• [WHAT NEEDS TO BE DONE]: Read through the records below and copy each line that uses the word "Kuadran".

### SUPPLIED RECORDS ###

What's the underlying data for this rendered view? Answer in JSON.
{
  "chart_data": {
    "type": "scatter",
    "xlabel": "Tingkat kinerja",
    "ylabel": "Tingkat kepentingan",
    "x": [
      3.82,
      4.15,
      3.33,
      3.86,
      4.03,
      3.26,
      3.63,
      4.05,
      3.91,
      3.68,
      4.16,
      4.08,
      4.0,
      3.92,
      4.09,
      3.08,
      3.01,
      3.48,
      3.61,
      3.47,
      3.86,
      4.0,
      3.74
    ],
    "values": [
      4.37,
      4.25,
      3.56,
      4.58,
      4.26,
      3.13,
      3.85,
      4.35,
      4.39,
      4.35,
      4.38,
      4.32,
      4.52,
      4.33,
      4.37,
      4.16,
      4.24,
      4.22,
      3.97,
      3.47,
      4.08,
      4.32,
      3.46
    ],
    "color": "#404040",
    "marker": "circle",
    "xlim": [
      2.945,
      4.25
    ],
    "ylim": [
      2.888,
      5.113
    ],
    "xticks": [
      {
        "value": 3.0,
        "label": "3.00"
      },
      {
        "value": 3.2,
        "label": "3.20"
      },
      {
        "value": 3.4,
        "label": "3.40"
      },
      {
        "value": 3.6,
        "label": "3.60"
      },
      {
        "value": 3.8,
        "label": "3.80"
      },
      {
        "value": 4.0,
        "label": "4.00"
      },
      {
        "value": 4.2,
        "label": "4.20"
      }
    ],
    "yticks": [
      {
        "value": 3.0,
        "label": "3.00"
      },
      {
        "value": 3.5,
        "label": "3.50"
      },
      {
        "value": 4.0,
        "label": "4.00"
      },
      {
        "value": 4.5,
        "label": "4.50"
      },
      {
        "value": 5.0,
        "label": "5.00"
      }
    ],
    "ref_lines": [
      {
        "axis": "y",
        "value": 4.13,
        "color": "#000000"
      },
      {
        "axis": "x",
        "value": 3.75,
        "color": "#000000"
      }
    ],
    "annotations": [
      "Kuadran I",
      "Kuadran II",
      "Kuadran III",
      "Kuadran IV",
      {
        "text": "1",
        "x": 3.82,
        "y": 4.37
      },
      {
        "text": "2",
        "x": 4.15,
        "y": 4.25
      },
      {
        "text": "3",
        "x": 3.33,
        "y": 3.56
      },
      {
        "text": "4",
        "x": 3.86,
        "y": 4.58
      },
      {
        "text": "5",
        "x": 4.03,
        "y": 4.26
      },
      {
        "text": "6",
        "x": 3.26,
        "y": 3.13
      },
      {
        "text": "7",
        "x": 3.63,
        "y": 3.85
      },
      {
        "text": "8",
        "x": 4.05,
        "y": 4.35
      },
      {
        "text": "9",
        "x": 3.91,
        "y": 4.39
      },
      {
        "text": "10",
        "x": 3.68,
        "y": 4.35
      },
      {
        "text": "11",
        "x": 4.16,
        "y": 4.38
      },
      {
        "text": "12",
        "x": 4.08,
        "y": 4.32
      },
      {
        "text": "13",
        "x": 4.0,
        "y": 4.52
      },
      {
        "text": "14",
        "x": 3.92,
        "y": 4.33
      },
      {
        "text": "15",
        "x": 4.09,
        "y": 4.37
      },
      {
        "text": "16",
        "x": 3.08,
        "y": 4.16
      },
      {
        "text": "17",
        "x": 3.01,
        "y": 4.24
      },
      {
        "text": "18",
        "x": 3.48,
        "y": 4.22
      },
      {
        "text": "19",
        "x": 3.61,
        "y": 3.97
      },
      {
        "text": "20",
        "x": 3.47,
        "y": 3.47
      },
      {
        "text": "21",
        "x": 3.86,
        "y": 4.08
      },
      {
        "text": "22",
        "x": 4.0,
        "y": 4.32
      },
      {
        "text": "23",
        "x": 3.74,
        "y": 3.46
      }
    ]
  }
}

###

• [EXERCISE ANSWER]:
      "Kuadran I",
      "Kuadran II",
      "Kuadran III",
      "Kuadran IV",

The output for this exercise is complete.